Your task is to output all the records below, word for word.
-=-=-=-=-
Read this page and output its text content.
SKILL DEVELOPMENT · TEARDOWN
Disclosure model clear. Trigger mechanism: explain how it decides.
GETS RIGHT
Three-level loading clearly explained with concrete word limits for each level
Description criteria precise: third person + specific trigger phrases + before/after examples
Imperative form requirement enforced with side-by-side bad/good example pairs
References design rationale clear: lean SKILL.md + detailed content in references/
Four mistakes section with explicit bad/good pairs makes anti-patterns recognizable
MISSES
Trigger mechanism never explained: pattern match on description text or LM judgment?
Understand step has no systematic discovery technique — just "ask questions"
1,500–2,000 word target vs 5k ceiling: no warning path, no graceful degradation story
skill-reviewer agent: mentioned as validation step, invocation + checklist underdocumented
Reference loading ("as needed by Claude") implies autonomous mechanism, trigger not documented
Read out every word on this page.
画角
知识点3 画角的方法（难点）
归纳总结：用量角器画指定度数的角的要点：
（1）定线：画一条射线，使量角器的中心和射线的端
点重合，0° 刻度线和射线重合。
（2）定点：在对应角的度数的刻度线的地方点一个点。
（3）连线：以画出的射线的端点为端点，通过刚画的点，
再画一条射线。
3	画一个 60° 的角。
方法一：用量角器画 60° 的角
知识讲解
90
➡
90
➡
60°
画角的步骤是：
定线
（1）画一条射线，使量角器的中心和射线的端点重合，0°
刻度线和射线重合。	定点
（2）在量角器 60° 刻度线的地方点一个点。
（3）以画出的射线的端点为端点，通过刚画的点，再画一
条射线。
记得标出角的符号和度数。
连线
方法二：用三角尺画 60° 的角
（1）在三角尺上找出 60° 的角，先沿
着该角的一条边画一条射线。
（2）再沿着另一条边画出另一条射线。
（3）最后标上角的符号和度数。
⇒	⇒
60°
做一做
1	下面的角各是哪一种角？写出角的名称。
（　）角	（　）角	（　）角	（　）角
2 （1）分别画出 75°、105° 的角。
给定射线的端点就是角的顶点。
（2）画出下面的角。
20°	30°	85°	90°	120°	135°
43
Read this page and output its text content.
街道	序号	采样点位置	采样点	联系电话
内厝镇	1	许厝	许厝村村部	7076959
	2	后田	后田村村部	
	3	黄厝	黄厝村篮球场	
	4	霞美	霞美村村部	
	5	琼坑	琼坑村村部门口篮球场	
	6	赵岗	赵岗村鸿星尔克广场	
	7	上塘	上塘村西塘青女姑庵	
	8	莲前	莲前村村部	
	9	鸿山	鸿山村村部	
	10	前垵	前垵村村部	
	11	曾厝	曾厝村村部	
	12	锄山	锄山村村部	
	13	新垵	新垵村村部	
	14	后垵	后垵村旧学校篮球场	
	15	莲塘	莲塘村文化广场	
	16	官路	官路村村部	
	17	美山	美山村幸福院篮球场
-=-=-=-=-
THE RESULT:
Read this page and output its text content.
SKILL DEVELOPMENT · TEARDOWN
Disclosure model clear. Trigger mechanism: explain how it decides.
GETS RIGHT
Three-level loading clearly explained with concrete word limits for each level
Description criteria precise: third person + specific trigger phrases + before/after examples
Imperative form requirement enforced with side-by-side bad/good example pairs
References design rationale clear: lean SKILL.md + detailed content in references/
Four mistakes section with explicit bad/good pairs makes anti-patterns recognizable
MISSES
Trigger mechanism never explained: pattern match on description text or LM judgment?
Understand step has no systematic discovery technique — just "ask questions"
1,500–2,000 word target vs 5k ceiling: no warning path, no graceful degradation story
skill-reviewer agent: mentioned as validation step, invocation + checklist underdocumented
Reference loading ("as needed by Claude") implies autonomous mechanism, trigger not documented
Read out every word on this page.
画角
知识点3 画角的方法（难点）
归纳总结：用量角器画指定度数的角的要点：
（1）定线：画一条射线，使量角器的中心和射线的端
点重合，0° 刻度线和射线重合。
（2）定点：在对应角的度数的刻度线的地方点一个点。
（3）连线：以画出的射线的端点为端点，通过刚画的点，
再画一条射线。
3	画一个 60° 的角。
方法一：用量角器画 60° 的角
知识讲解
90
➡
90
➡
60°
画角的步骤是：
定线
（1）画一条射线，使量角器的中心和射线的端点重合，0°
刻度线和射线重合。	定点
（2）在量角器 60° 刻度线的地方点一个点。
（3）以画出的射线的端点为端点，通过刚画的点，再画一
条射线。
记得标出角的符号和度数。
连线
方法二：用三角尺画 60° 的角
（1）在三角尺上找出 60° 的角，先沿
着该角的一条边画一条射线。
（2）再沿着另一条边画出另一条射线。
（3）最后标上角的符号和度数。
⇒	⇒
60°
做一做
1	下面的角各是哪一种角？写出角的名称。
（　）角	（　）角	（　）角	（　）角
2 （1）分别画出 75°、105° 的角。
给定射线的端点就是角的顶点。
（2）画出下面的角。
20°	30°	85°	90°	120°	135°
43
Read this page and output its text content.
街道	序号	采样点位置	采样点	联系电话
内厝镇	1	许厝	许厝村村部	7076959
	2	后田	后田村村部	
	3	黄厝	黄厝村篮球场	
	4	霞美	霞美村村部	
	5	琼坑	琼坑村村部门口篮球场	
	6	赵岗	赵岗村鸿星尔克广场	
	7	上塘	上塘村西塘青女姑庵	
	8	莲前	莲前村村部	
	9	鸿山	鸿山村村部	
	10	前垵	前垵村村部	
	11	曾厝	曾厝村村部	
	12	锄山	锄山村村部	
	13	新垵	新垵村村部	
	14	后垵	后垵村旧学校篮球场	
	15	莲塘	莲塘村文化广场	
	16	官路	官路村村部	
	17	美山	美山村幸福院篮球场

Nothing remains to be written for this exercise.